- _TASK DESCRIPTION_:
Output nothing but the lines from the line with "Transcribe the text in this document." through the end of the listing below, both ends included.

____ EXTRACTED INFORMATION

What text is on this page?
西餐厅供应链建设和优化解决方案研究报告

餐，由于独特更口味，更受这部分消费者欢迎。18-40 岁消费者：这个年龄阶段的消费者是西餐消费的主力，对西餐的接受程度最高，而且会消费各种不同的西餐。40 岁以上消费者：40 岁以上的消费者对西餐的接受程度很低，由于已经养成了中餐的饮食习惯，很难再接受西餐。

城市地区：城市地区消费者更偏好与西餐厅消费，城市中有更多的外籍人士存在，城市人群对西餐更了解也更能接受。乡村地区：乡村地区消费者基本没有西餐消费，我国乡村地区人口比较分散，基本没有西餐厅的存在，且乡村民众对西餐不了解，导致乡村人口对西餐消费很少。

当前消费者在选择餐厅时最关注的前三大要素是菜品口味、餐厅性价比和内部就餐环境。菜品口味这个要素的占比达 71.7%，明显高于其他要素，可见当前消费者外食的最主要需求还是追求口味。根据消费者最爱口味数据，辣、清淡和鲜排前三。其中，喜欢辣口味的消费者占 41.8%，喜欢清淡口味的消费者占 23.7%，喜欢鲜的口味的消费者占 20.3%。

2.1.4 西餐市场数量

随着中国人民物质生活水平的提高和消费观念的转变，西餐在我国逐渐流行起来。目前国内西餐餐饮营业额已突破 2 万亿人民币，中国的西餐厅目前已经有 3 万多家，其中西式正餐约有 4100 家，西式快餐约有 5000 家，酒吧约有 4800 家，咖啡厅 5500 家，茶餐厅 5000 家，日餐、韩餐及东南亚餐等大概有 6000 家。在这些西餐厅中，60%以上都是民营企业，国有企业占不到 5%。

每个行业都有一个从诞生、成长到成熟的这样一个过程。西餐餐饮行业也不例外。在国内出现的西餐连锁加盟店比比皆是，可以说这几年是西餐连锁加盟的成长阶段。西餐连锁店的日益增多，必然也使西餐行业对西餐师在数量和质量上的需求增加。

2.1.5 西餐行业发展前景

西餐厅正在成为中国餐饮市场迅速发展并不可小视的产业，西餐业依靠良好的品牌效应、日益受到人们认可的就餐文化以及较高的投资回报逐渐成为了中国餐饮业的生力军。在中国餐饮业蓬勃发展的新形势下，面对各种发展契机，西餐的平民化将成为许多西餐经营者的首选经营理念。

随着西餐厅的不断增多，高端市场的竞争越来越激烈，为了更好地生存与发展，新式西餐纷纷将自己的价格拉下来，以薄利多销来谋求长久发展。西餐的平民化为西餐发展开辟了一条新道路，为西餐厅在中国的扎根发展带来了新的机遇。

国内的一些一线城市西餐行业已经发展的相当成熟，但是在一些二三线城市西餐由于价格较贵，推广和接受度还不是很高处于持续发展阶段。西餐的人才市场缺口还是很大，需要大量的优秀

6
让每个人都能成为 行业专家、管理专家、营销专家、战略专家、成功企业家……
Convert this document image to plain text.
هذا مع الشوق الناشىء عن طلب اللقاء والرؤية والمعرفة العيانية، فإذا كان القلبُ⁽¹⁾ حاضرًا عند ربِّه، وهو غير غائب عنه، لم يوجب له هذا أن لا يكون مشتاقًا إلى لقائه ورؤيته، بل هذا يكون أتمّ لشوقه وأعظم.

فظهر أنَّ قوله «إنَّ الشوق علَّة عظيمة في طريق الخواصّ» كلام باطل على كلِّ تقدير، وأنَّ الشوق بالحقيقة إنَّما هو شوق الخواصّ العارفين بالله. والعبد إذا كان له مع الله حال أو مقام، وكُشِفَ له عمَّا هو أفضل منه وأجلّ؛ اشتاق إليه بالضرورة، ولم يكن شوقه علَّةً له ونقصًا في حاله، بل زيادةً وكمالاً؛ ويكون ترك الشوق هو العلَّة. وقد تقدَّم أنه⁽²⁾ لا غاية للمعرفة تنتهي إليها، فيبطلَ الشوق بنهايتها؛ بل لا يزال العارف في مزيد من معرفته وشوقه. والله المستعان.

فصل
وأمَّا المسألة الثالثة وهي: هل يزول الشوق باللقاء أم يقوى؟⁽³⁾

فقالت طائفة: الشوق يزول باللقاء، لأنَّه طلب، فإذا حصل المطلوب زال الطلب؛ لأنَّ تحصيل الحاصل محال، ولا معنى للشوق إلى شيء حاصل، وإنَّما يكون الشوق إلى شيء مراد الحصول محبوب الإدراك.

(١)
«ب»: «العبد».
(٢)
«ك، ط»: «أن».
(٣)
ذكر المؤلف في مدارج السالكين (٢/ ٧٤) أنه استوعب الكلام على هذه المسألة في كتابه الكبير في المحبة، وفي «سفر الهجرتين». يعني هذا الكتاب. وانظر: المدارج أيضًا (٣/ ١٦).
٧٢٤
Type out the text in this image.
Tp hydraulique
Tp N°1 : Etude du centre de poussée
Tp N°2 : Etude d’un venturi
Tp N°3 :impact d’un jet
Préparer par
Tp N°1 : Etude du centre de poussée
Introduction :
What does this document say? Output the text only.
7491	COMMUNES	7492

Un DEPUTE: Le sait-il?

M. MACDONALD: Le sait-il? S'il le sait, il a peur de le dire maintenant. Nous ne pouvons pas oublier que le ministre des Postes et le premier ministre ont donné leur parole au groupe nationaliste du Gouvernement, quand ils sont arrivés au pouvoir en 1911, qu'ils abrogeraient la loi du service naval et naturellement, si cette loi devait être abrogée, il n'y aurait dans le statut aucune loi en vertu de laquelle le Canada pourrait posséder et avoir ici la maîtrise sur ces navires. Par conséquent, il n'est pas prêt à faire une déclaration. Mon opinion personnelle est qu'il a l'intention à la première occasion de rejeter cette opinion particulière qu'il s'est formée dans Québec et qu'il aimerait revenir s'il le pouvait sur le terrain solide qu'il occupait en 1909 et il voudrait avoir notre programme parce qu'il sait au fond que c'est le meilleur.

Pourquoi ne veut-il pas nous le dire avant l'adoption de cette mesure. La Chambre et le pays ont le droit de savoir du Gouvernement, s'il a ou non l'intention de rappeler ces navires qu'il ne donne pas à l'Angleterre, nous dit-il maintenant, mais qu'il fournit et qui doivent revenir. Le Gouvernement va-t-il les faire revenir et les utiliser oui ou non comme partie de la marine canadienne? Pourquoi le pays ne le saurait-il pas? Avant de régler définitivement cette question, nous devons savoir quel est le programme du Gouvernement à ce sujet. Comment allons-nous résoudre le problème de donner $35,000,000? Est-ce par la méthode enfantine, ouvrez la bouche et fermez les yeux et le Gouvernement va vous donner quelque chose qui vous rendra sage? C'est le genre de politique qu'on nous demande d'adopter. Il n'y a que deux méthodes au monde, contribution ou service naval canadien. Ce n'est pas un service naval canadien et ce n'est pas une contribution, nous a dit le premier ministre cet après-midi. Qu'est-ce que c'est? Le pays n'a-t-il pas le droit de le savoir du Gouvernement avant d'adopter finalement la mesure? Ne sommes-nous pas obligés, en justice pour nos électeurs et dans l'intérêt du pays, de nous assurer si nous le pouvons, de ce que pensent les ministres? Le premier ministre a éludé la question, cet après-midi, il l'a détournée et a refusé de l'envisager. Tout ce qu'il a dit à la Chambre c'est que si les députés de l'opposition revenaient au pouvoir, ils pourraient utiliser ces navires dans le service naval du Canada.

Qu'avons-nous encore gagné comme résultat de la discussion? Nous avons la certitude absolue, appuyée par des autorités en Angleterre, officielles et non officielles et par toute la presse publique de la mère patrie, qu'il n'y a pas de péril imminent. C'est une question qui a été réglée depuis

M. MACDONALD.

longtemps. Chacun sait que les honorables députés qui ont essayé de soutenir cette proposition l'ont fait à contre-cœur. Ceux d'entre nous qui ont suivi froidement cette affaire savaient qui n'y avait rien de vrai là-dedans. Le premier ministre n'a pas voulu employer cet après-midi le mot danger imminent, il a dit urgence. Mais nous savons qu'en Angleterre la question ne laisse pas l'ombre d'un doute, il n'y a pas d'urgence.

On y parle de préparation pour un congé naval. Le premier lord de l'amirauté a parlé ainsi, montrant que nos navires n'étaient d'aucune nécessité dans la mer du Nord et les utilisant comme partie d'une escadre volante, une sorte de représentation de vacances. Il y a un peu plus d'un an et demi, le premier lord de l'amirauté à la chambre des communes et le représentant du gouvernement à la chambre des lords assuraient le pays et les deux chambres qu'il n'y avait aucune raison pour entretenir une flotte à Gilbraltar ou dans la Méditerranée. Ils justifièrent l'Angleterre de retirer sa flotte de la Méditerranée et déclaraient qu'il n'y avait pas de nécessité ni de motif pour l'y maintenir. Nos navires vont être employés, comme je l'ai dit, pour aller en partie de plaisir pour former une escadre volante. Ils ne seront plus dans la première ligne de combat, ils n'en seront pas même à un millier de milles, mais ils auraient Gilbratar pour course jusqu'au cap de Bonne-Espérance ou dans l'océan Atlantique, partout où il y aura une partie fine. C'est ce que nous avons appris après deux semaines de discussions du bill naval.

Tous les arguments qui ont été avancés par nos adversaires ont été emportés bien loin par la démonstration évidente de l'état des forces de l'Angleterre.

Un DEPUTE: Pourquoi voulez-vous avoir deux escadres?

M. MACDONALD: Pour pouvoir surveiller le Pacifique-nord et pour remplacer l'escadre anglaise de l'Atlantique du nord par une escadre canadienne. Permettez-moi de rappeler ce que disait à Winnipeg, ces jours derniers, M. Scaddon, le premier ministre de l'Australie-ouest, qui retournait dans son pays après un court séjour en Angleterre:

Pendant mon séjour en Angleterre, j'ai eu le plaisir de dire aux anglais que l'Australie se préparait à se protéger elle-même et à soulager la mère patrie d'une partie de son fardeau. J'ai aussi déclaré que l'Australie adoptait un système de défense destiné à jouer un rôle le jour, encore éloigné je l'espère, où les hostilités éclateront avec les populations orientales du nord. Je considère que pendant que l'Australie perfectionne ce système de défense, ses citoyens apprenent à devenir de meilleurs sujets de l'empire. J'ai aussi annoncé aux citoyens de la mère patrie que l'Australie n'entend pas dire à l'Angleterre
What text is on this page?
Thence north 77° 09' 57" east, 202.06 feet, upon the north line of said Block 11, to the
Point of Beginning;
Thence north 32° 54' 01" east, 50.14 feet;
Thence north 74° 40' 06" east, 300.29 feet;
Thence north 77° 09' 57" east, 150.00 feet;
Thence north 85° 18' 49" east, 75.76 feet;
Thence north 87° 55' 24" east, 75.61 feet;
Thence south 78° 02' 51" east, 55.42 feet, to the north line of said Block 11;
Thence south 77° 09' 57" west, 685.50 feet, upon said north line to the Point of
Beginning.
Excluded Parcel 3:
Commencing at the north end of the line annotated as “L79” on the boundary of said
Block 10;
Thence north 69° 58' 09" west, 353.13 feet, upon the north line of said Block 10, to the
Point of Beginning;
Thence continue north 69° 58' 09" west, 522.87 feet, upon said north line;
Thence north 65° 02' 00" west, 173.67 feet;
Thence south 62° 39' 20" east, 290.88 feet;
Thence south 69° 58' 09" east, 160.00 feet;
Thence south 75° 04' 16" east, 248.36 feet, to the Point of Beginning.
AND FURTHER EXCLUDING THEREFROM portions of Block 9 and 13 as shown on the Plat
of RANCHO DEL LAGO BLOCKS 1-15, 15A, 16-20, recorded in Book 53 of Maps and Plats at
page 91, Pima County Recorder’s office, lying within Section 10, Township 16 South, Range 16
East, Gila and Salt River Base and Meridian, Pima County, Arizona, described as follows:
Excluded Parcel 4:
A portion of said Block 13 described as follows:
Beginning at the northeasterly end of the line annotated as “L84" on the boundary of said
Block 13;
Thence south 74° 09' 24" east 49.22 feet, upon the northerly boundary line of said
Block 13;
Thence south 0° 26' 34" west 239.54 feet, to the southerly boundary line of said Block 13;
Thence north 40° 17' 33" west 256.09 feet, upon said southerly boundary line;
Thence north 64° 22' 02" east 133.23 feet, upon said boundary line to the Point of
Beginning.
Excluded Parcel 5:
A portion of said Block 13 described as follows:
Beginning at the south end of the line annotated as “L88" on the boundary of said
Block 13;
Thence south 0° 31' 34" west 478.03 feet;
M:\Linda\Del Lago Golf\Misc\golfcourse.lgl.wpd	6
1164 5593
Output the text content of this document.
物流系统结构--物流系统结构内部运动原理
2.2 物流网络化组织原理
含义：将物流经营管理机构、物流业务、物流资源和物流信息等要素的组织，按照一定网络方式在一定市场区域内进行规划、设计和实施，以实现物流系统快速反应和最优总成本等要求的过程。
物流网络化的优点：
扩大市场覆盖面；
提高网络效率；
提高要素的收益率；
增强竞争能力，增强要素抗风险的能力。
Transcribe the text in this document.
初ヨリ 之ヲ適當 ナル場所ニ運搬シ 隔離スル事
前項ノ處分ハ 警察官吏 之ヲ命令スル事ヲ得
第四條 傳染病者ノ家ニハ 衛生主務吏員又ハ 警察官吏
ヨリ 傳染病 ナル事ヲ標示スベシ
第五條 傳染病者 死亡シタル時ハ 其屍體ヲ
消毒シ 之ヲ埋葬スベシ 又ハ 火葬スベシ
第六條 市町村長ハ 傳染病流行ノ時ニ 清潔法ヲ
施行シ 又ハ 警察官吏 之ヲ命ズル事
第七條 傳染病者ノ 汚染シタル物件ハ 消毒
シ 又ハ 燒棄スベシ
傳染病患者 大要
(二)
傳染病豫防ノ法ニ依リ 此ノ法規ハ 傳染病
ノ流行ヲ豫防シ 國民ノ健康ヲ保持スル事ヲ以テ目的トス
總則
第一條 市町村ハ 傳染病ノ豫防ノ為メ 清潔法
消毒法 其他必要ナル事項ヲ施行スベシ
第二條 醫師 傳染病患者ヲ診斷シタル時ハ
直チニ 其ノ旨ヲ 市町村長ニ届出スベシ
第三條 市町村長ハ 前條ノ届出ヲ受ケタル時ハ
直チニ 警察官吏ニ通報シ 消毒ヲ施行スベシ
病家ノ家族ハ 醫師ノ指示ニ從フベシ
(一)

________

- _RESPONSE_:
Transcribe the text in this document.
初ヨリ 之ヲ適當 ナル場所ニ運搬シ 隔離スル事
前項ノ處分ハ 警察官吏 之ヲ命令スル事ヲ得
第四條 傳染病者ノ家ニハ 衛生主務吏員又ハ 警察官吏
ヨリ 傳染病 ナル事ヲ標示スベシ
第五條 傳染病者 死亡シタル時ハ 其屍體ヲ
消毒シ 之ヲ埋葬スベシ 又ハ 火葬スベシ
第六條 市町村長ハ 傳染病流行ノ時ニ 清潔法ヲ
施行シ 又ハ 警察官吏 之ヲ命ズル事
第七條 傳染病者ノ 汚染シタル物件ハ 消毒
シ 又ハ 燒棄スベシ
傳染病患者 大要
(二)
傳染病豫防ノ法ニ依リ 此ノ法規ハ 傳染病
ノ流行ヲ豫防シ 國民ノ健康ヲ保持スル事ヲ以テ目的トス
總則
第一條 市町村ハ 傳染病ノ豫防ノ為メ 清潔法
消毒法 其他必要ナル事項ヲ施行スベシ
第二條 醫師 傳染病患者ヲ診斷シタル時ハ
直チニ 其ノ旨ヲ 市町村長ニ届出スベシ
第三條 市町村長ハ 前條ノ届出ヲ受ケタル時ハ
直チニ 警察官吏ニ通報シ 消毒ヲ施行スベシ
病家ノ家族ハ 醫師ノ指示ニ從フベシ
(一)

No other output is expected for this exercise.